WORK INSTRUCTIONS - Identify the lines that contain the word "EAWR" and copy each one.

----- DATA SUPPLIED

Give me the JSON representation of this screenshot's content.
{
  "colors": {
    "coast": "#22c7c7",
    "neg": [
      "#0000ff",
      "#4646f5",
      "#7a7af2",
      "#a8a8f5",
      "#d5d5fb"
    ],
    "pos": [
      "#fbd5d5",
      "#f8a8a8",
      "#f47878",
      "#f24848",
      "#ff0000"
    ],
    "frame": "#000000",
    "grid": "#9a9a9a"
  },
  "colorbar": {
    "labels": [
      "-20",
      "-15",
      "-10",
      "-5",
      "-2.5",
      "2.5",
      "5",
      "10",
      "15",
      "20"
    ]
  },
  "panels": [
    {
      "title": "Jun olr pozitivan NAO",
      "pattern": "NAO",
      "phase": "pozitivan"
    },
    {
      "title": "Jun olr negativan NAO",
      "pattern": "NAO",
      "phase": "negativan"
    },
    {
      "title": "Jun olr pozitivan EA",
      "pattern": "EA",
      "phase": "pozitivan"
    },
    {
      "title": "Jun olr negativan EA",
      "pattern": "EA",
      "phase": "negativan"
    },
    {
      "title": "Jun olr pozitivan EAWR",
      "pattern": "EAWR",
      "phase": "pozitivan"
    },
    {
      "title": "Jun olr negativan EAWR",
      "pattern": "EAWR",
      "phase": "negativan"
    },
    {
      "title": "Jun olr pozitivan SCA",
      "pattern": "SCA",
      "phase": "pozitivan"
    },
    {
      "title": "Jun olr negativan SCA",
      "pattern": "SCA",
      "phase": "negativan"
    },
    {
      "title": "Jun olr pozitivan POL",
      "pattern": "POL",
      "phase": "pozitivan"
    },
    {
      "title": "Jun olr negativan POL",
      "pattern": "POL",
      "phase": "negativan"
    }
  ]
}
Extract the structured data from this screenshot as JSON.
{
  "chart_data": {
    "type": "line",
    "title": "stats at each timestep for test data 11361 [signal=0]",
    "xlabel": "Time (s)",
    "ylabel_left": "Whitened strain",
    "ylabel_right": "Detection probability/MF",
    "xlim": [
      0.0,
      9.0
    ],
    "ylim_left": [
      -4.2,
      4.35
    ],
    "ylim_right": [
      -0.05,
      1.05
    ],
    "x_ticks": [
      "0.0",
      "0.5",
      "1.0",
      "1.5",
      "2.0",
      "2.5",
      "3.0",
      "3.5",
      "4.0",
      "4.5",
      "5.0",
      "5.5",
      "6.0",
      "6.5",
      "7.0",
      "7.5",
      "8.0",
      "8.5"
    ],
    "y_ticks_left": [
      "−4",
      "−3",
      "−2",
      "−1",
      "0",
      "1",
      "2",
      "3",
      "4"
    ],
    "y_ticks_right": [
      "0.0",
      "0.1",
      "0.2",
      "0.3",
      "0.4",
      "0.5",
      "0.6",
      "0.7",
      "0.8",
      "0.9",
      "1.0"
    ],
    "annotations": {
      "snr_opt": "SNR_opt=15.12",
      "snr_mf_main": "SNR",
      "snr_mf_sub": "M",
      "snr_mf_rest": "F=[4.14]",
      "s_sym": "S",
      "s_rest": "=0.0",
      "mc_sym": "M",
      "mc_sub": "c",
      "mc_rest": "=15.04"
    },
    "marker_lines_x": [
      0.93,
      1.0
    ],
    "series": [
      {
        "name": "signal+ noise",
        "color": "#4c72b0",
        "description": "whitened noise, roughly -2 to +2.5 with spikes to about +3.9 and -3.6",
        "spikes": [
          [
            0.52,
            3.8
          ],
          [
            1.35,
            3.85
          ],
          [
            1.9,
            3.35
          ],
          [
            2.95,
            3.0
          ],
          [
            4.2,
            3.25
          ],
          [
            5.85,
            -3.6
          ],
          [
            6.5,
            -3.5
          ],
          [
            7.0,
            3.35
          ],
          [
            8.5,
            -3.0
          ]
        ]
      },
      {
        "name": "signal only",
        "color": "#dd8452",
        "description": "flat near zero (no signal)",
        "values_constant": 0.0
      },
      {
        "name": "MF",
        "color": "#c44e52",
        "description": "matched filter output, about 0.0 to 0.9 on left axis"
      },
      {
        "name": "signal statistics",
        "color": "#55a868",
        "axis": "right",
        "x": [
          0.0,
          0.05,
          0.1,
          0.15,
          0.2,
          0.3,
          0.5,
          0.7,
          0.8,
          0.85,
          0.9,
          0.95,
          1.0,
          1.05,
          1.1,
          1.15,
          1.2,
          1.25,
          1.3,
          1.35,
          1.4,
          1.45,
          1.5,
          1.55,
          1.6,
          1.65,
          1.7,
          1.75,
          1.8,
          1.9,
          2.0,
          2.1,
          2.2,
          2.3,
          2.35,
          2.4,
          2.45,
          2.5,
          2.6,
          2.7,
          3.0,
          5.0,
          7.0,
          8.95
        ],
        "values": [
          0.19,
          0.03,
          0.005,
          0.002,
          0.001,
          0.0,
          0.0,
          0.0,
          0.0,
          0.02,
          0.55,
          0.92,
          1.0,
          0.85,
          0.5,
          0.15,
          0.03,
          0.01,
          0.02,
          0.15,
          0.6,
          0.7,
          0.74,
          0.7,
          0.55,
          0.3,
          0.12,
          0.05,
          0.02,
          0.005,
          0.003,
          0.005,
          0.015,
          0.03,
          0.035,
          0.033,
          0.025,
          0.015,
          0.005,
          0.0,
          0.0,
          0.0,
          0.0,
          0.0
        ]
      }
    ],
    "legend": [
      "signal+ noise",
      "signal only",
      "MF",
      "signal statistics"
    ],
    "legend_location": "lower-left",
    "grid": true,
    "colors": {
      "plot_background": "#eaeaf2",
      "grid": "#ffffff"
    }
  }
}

----------

OUTPUT -
      "title": "Jun olr pozitivan EAWR",
      "pattern": "EAWR",
      "title": "Jun olr negativan EAWR",
      "pattern": "EAWR",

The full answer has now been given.